#### [WHAT TO WORK ON]
Note how many lines in the entries contain the string "name", then give that number and nothing else.

#### [RECORD EXCERPTS]
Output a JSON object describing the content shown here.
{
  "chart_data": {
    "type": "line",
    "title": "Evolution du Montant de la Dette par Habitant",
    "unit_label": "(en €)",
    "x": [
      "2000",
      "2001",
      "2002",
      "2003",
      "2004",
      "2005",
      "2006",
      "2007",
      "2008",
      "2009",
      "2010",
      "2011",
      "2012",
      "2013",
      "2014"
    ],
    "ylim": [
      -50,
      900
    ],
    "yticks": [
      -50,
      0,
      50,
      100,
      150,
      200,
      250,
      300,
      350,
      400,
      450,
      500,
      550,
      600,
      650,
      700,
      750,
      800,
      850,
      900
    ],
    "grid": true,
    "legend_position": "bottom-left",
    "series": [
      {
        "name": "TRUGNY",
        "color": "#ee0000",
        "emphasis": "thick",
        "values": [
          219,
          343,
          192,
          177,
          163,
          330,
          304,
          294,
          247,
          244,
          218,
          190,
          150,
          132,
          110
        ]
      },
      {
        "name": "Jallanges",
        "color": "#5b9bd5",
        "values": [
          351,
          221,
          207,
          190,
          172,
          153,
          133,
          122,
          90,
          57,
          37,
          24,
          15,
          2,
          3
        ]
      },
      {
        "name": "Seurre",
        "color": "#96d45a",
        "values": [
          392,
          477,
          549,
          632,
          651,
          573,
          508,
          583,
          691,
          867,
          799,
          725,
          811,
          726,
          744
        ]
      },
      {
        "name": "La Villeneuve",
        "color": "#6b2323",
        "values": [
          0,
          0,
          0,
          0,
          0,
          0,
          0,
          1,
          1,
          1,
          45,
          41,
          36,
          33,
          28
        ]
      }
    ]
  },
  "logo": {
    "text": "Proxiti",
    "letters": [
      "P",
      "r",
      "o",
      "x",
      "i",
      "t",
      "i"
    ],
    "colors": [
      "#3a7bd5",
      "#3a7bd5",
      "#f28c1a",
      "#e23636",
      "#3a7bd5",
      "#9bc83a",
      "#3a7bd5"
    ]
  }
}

#### [EXERCISE OUTPUT]
4